What is needed |
Extract every entry word for word.

Source material |

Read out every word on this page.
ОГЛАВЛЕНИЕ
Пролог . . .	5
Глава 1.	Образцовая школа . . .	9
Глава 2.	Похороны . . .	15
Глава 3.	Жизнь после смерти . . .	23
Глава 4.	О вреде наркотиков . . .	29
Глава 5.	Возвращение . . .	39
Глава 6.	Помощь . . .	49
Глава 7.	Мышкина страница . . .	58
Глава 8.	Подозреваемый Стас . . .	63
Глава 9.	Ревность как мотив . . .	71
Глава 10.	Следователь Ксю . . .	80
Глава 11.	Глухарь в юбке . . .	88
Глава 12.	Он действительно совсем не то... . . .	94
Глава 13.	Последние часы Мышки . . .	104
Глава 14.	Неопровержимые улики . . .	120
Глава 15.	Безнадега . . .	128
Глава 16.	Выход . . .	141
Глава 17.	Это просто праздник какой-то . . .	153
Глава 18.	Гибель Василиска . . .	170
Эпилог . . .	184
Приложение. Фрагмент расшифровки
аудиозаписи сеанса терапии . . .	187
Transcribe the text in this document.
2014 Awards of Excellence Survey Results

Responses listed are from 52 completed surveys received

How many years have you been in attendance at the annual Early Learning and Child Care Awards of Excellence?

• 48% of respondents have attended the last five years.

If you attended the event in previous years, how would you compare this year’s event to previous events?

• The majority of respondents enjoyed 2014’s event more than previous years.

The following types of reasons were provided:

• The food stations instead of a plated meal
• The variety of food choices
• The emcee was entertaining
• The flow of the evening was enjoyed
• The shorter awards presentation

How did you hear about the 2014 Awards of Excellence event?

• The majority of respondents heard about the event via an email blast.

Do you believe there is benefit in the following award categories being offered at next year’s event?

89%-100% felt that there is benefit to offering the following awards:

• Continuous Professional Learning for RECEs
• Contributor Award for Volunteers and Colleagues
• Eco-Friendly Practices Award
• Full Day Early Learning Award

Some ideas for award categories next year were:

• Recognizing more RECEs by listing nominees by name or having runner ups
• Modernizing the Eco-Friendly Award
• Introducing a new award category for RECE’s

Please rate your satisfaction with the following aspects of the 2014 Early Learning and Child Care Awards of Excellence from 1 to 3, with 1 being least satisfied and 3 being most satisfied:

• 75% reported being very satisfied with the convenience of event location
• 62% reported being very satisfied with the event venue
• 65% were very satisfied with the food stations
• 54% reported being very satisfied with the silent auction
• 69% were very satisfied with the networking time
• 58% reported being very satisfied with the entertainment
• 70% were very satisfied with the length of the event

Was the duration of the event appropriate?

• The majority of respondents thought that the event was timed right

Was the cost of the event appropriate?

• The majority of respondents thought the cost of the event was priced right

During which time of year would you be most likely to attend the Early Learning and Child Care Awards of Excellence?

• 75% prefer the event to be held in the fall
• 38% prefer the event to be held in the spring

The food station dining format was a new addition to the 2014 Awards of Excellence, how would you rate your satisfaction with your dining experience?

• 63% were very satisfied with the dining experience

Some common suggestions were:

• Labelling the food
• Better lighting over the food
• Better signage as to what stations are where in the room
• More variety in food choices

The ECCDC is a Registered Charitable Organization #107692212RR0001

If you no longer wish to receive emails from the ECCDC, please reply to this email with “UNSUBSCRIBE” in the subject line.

Result |
Read out every word on this page.
ОГЛАВЛЕНИЕ
Пролог . . .	5
Глава 1.	Образцовая школа . . .	9
Глава 2.	Похороны . . .	15
Глава 3.	Жизнь после смерти . . .	23
Глава 4.	О вреде наркотиков . . .	29
Глава 5.	Возвращение . . .	39
Глава 6.	Помощь . . .	49
Глава 7.	Мышкина страница . . .	58
Глава 8.	Подозреваемый Стас . . .	63
Глава 9.	Ревность как мотив . . .	71
Глава 10.	Следователь Ксю . . .	80
Глава 11.	Глухарь в юбке . . .	88
Глава 12.	Он действительно совсем не то... . . .	94
Глава 13.	Последние часы Мышки . . .	104
Глава 14.	Неопровержимые улики . . .	120
Глава 15.	Безнадега . . .	128
Глава 16.	Выход . . .	141
Глава 17.	Это просто праздник какой-то . . .	153
Глава 18.	Гибель Василиска . . .	170
Эпилог . . .	184
Приложение. Фрагмент расшифровки
аудиозаписи сеанса терапии . . .	187
Transcribe the text in this document.
2014 Awards of Excellence Survey Results

Responses listed are from 52 completed surveys received

How many years have you been in attendance at the annual Early Learning and Child Care Awards of Excellence?

• 48% of respondents have attended the last five years.

If you attended the event in previous years, how would you compare this year’s event to previous events?

• The majority of respondents enjoyed 2014’s event more than previous years.

The following types of reasons were provided:

• The food stations instead of a plated meal
• The variety of food choices
• The emcee was entertaining
• The flow of the evening was enjoyed
• The shorter awards presentation

How did you hear about the 2014 Awards of Excellence event?

• The majority of respondents heard about the event via an email blast.

Do you believe there is benefit in the following award categories being offered at next year’s event?

89%-100% felt that there is benefit to offering the following awards:

• Continuous Professional Learning for RECEs
• Contributor Award for Volunteers and Colleagues
• Eco-Friendly Practices Award
• Full Day Early Learning Award

Some ideas for award categories next year were:

• Recognizing more RECEs by listing nominees by name or having runner ups
• Modernizing the Eco-Friendly Award
• Introducing a new award category for RECE’s

Please rate your satisfaction with the following aspects of the 2014 Early Learning and Child Care Awards of Excellence from 1 to 3, with 1 being least satisfied and 3 being most satisfied:

• 75% reported being very satisfied with the convenience of event location
• 62% reported being very satisfied with the event venue
• 65% were very satisfied with the food stations
• 54% reported being very satisfied with the silent auction
• 69% were very satisfied with the networking time
• 58% reported being very satisfied with the entertainment
• 70% were very satisfied with the length of the event

Was the duration of the event appropriate?

• The majority of respondents thought that the event was timed right

Was the cost of the event appropriate?

• The majority of respondents thought the cost of the event was priced right

During which time of year would you be most likely to attend the Early Learning and Child Care Awards of Excellence?

• 75% prefer the event to be held in the fall
• 38% prefer the event to be held in the spring

The food station dining format was a new addition to the 2014 Awards of Excellence, how would you rate your satisfaction with your dining experience?

• 63% were very satisfied with the dining experience

Some common suggestions were:

• Labelling the food
• Better lighting over the food
• Better signage as to what stations are where in the room
• More variety in food choices

The ECCDC is a Registered Charitable Organization #107692212RR0001

If you no longer wish to receive emails from the ECCDC, please reply to this email with “UNSUBSCRIBE” in the subject line.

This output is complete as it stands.